Data entries for graphics:
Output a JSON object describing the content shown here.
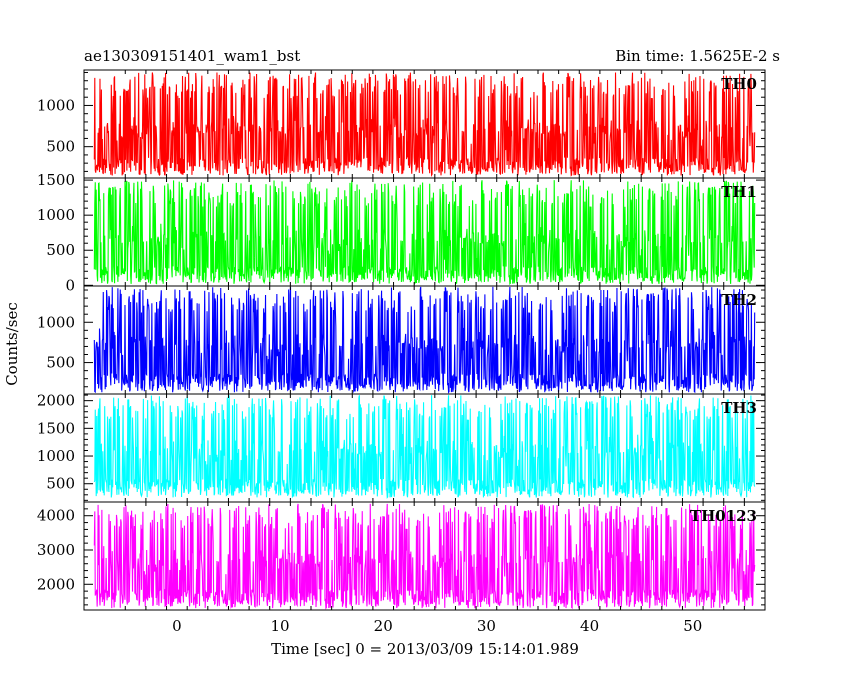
{
  "chart_data": {
    "type": "line",
    "title_left": "ae130309151401_wam1_bst",
    "title_right": "Bin time: 1.5625E-2 s",
    "xlabel": "Time [sec] 0 = 2013/03/09 15:14:01.989",
    "ylabel": "Counts/sec",
    "xlim": [
      -9,
      57
    ],
    "x_ticks": [
      0,
      10,
      20,
      30,
      40,
      50
    ],
    "x_tick_labels": [
      "0",
      "10",
      "20",
      "30",
      "40",
      "50"
    ],
    "data_x_range": [
      -8,
      56
    ],
    "grid": false,
    "panels": [
      {
        "name": "TH0",
        "color": "#ff0000",
        "ylim": [
          120,
          1430
        ],
        "y_ticks": [
          500,
          1000
        ],
        "y_tick_labels": [
          "500",
          "1000"
        ],
        "mean": 700,
        "low": 150,
        "high": 1400
      },
      {
        "name": "TH1",
        "color": "#00ff00",
        "ylim": [
          -10,
          1530
        ],
        "y_ticks": [
          0,
          500,
          1000,
          1500
        ],
        "y_tick_labels": [
          "0",
          "500",
          "1000",
          "1500"
        ],
        "mean": 650,
        "low": 20,
        "high": 1500
      },
      {
        "name": "TH2",
        "color": "#0000ff",
        "ylim": [
          110,
          1450
        ],
        "y_ticks": [
          500,
          1000
        ],
        "y_tick_labels": [
          "500",
          "1000"
        ],
        "mean": 720,
        "low": 130,
        "high": 1440
      },
      {
        "name": "TH3",
        "color": "#00ffff",
        "ylim": [
          170,
          2120
        ],
        "y_ticks": [
          500,
          1000,
          1500,
          2000
        ],
        "y_tick_labels": [
          "500",
          "1000",
          "1500",
          "2000"
        ],
        "mean": 1100,
        "low": 250,
        "high": 2100
      },
      {
        "name": "TH0123",
        "color": "#ff00ff",
        "ylim": [
          1250,
          4400
        ],
        "y_ticks": [
          2000,
          3000,
          4000
        ],
        "y_tick_labels": [
          "2000",
          "3000",
          "4000"
        ],
        "mean": 2700,
        "low": 1300,
        "high": 4350
      }
    ]
  }
}
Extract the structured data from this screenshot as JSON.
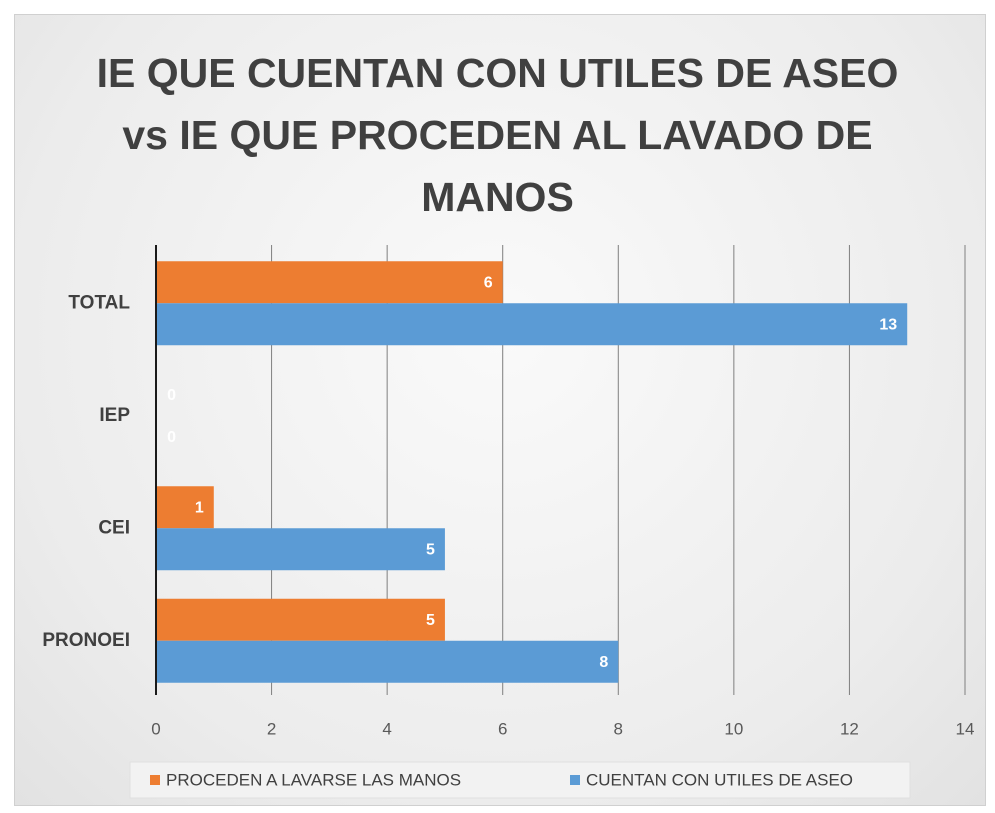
{
  "chart_data": {
    "type": "bar",
    "orientation": "horizontal",
    "title": "IE QUE CUENTAN CON UTILES DE ASEO vs IE QUE PROCEDEN AL LAVADO DE MANOS",
    "categories": [
      "TOTAL",
      "IEP",
      "CEI",
      "PRONOEI"
    ],
    "series": [
      {
        "name": "PROCEDEN A LAVARSE LAS MANOS",
        "color": "#ed7d31",
        "values": [
          6,
          0,
          1,
          5
        ]
      },
      {
        "name": "CUENTAN CON UTILES DE ASEO",
        "color": "#5b9bd5",
        "values": [
          13,
          0,
          5,
          8
        ]
      }
    ],
    "xlim": [
      0,
      14
    ],
    "xticks": [
      0,
      2,
      4,
      6,
      8,
      10,
      12,
      14
    ],
    "grid": true,
    "legend": "bottom"
  }
}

Exercise:
Except for the pictures, copy the material above exactly.

Finished task:
Output a JSON object describing the content shown here.
{
  "chart_data": {
    "type": "line",
    "title_left": "ae130309151401_wam1_bst",
    "title_right": "Bin time: 1.5625E-2 s",
    "xlabel": "Time [sec] 0 = 2013/03/09 15:14:01.989",
    "ylabel": "Counts/sec",
    "xlim": [
      -9,
      57
    ],
    "x_ticks": [
      0,
      10,
      20,
      30,
      40,
      50
    ],
    "x_tick_labels": [
      "0",
      "10",
      "20",
      "30",
      "40",
      "50"
    ],
    "data_x_range": [
      -8,
      56
    ],
    "grid": false,
    "panels": [
      {
        "name": "TH0",
        "color": "#ff0000",
        "ylim": [
          120,
          1430
        ],
        "y_ticks": [
          500,
          1000
        ],
        "y_tick_labels": [
          "500",
          "1000"
        ],
        "mean": 700,
        "low": 150,
        "high": 1400
      },
      {
        "name": "TH1",
        "color": "#00ff00",
        "ylim": [
          -10,
          1530
        ],
        "y_ticks": [
          0,
          500,
          1000,
          1500
        ],
        "y_tick_labels": [
          "0",
          "500",
          "1000",
          "1500"
        ],
        "mean": 650,
        "low": 20,
        "high": 1500
      },
      {
        "name": "TH2",
        "color": "#0000ff",
        "ylim": [
          110,
          1450
        ],
        "y_ticks": [
          500,
          1000
        ],
        "y_tick_labels": [
          "500",
          "1000"
        ],
        "mean": 720,
        "low": 130,
        "high": 1440
      },
      {
        "name": "TH3",
        "color": "#00ffff",
        "ylim": [
          170,
          2120
        ],
        "y_ticks": [
          500,
          1000,
          1500,
          2000
        ],
        "y_tick_labels": [
          "500",
          "1000",
          "1500",
          "2000"
        ],
        "mean": 1100,
        "low": 250,
        "high": 2100
      },
      {
        "name": "TH0123",
        "color": "#ff00ff",
        "ylim": [
          1250,
          4400
        ],
        "y_ticks": [
          2000,
          3000,
          4000
        ],
        "y_tick_labels": [
          "2000",
          "3000",
          "4000"
        ],
        "mean": 2700,
        "low": 1300,
        "high": 4350
      }
    ]
  }
}
Extract the structured data from this screenshot as JSON.
{
  "chart_data": {
    "type": "bar",
    "orientation": "horizontal",
    "title": "IE QUE CUENTAN CON UTILES DE ASEO vs IE QUE PROCEDEN AL LAVADO DE MANOS",
    "categories": [
      "TOTAL",
      "IEP",
      "CEI",
      "PRONOEI"
    ],
    "series": [
      {
        "name": "PROCEDEN A LAVARSE LAS MANOS",
        "color": "#ed7d31",
        "values": [
          6,
          0,
          1,
          5
        ]
      },
      {
        "name": "CUENTAN CON UTILES DE ASEO",
        "color": "#5b9bd5",
        "values": [
          13,
          0,
          5,
          8
        ]
      }
    ],
    "xlim": [
      0,
      14
    ],
    "xticks": [
      0,
      2,
      4,
      6,
      8,
      10,
      12,
      14
    ],
    "grid": true,
    "legend": "bottom"
  }
}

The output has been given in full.